__DIRECTIVE__: Below are the records; locate each line with the word "leur" and copy it.

--

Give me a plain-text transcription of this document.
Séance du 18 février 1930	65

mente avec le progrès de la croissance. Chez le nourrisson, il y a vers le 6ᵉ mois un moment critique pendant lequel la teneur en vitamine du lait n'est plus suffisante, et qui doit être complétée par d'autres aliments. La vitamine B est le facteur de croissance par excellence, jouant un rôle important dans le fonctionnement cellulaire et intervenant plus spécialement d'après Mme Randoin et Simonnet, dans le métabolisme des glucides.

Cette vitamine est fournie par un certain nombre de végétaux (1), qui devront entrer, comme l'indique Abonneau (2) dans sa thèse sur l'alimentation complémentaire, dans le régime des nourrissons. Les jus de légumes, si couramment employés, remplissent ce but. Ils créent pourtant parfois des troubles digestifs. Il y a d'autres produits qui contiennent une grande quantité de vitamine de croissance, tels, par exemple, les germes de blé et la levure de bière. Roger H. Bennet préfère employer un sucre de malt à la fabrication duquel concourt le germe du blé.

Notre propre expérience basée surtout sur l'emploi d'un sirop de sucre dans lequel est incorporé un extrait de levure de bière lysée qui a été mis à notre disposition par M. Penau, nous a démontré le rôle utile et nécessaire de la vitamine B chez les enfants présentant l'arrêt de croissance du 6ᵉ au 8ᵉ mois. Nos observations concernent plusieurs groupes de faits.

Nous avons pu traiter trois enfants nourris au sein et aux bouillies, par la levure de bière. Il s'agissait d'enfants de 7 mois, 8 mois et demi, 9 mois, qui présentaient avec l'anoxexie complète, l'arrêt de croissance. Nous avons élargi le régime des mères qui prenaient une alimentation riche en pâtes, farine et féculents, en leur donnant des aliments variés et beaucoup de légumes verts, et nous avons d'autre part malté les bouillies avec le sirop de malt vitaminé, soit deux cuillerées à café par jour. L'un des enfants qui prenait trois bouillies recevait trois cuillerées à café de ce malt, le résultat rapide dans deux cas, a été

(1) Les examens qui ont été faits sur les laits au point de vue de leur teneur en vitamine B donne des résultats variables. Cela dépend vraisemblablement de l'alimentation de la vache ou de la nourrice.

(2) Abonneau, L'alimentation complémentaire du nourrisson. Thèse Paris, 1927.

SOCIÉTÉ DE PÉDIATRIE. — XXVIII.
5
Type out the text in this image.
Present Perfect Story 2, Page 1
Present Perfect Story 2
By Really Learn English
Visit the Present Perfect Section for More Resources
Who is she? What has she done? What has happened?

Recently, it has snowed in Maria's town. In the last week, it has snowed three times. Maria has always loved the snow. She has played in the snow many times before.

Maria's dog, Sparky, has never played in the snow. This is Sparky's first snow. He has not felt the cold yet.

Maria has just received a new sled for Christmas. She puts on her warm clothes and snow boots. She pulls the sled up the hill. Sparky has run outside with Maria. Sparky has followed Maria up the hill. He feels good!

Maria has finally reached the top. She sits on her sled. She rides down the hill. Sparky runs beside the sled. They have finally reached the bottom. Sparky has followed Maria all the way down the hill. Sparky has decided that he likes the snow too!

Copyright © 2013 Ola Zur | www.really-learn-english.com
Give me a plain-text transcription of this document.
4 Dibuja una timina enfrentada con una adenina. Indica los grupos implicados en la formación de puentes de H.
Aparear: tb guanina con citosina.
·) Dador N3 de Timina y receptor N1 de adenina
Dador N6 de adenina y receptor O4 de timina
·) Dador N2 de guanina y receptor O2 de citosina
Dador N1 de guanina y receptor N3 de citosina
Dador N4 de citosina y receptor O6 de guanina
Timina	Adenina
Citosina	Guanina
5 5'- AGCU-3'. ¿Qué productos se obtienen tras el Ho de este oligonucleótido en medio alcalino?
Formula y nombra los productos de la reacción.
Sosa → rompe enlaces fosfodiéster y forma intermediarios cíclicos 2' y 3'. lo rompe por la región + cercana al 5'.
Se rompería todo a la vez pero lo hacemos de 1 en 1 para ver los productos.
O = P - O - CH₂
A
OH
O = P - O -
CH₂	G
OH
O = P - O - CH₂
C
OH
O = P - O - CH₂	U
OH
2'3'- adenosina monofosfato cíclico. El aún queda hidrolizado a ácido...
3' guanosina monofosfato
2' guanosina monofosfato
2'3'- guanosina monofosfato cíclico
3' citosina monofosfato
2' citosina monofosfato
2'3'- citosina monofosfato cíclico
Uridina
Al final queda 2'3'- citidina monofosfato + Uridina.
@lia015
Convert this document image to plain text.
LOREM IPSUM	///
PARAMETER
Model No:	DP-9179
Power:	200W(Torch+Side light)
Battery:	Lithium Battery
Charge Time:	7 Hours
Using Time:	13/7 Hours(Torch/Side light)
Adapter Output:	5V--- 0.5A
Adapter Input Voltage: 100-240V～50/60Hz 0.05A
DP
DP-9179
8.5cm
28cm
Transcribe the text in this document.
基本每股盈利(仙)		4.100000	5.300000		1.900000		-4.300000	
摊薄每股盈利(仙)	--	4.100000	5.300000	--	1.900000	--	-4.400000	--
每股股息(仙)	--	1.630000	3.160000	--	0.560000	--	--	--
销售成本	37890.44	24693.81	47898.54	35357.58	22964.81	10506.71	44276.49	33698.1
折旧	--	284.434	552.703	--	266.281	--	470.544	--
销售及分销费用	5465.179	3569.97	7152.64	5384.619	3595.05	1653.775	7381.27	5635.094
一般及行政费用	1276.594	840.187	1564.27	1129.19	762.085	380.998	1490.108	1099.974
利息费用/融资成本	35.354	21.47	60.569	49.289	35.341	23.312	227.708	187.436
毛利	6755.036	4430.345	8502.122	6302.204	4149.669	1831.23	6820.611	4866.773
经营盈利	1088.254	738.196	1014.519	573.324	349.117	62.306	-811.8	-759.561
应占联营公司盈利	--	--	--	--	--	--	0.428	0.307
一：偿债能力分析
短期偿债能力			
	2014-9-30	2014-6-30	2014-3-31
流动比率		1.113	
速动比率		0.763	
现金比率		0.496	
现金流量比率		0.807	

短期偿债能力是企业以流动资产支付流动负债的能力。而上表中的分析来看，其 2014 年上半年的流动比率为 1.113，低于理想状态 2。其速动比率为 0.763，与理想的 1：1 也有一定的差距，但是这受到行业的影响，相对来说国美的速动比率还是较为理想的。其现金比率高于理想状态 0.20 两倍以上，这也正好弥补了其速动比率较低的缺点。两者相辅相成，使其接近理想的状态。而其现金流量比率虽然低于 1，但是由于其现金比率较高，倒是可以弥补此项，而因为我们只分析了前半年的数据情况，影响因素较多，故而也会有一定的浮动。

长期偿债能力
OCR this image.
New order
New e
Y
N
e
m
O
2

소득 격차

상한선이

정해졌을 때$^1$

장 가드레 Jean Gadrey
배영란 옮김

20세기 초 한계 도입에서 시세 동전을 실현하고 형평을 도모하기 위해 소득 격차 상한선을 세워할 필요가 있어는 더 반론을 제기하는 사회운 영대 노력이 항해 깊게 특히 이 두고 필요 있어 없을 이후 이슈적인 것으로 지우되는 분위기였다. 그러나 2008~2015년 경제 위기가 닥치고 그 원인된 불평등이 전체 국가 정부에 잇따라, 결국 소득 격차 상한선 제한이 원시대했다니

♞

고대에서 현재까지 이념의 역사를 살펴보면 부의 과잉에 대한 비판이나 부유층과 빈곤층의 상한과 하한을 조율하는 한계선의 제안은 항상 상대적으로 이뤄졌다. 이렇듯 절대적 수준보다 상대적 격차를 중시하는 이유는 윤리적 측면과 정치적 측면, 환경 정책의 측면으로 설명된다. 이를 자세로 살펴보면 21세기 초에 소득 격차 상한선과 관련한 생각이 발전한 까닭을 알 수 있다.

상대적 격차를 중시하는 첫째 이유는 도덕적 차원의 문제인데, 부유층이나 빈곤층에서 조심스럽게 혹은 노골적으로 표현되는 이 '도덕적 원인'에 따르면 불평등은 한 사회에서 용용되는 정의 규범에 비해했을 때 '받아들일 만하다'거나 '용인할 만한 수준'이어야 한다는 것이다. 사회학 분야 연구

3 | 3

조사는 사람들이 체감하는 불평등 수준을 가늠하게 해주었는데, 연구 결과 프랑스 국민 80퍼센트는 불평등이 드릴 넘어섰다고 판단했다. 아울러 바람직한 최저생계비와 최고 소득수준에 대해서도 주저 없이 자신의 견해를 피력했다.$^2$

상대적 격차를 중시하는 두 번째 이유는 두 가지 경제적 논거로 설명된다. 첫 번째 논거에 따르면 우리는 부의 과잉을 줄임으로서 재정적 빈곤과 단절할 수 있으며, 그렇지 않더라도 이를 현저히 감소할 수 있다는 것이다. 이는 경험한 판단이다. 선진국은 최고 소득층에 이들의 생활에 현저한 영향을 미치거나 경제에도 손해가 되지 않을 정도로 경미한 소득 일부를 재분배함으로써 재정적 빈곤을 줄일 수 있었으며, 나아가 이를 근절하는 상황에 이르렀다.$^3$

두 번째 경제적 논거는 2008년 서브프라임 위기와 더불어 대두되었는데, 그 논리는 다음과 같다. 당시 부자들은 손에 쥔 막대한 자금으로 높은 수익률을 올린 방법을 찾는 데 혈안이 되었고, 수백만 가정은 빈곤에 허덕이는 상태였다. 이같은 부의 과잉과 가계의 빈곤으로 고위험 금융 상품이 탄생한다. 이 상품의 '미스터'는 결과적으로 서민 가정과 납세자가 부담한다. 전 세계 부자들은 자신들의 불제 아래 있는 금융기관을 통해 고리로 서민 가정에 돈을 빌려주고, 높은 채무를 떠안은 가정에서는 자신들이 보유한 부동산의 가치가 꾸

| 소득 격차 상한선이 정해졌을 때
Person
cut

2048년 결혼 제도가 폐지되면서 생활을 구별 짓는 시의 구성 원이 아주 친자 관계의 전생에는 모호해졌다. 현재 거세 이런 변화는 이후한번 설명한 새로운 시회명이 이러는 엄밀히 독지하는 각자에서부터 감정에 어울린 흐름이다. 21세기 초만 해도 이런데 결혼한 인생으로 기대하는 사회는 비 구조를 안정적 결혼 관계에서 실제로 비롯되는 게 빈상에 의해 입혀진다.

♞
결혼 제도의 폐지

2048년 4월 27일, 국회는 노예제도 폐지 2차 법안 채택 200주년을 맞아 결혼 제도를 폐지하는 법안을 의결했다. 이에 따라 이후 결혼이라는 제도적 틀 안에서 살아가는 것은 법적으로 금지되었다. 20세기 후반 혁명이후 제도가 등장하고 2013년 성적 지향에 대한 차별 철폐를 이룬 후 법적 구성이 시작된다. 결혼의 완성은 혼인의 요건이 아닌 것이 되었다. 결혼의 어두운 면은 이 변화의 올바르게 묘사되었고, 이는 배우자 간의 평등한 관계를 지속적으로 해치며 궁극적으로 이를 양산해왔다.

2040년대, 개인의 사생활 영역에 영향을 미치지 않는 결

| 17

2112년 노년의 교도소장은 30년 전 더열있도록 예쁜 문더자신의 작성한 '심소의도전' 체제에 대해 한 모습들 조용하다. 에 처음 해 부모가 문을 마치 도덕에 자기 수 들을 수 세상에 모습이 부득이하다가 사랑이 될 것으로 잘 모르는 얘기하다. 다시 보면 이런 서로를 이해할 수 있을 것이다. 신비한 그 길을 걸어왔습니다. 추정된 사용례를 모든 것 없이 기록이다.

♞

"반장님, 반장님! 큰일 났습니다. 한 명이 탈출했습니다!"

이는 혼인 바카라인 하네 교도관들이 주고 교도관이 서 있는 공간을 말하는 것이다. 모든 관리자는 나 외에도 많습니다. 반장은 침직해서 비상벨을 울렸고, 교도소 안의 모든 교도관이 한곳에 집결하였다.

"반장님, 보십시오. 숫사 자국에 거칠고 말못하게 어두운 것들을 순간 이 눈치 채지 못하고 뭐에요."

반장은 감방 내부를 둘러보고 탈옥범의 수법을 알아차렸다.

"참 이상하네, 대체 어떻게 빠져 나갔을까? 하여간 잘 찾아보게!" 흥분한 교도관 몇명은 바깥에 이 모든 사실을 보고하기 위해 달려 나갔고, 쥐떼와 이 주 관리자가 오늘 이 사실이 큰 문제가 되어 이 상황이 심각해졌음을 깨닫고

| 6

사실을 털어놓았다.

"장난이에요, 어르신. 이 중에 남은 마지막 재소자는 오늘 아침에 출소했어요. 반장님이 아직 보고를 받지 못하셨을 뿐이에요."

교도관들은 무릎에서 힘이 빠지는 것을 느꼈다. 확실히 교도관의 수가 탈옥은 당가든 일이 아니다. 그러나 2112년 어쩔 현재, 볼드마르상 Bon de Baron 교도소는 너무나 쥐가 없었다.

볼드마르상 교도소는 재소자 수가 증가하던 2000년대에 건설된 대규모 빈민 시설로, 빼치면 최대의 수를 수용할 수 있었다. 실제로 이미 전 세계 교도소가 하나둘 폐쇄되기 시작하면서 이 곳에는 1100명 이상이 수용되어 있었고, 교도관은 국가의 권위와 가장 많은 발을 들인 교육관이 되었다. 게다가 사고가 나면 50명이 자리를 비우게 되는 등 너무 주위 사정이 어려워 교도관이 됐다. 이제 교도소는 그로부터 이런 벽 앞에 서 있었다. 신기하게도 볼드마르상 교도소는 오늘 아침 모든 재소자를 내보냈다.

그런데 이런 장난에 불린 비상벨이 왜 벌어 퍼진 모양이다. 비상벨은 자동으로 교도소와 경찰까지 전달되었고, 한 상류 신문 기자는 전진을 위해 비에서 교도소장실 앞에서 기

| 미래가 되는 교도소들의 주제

--

__TASK RESPONSE__:
Nous avons pu traiter trois enfants nourris au sein et aux bouillies, par la levure de bière. Il s'agissait d'enfants de 7 mois, 8 mois et demi, 9 mois, qui présentaient avec l'anoxexie complète, l'arrêt de croissance. Nous avons élargi le régime des mères qui prenaient une alimentation riche en pâtes, farine et féculents, en leur donnant des aliments variés et beaucoup de légumes verts, et nous avons d'autre part malté les bouillies avec le sirop de malt vitaminé, soit deux cuillerées à café par jour. L'un des enfants qui prenait trois bouillies recevait trois cuillerées à café de ce malt, le résultat rapide dans deux cas, a été
(1) Les examens qui ont été faits sur les laits au point de vue de leur teneur en vitamine B donne des résultats variables. Cela dépend vraisemblablement de l'alimentation de la vache ou de la nourrice.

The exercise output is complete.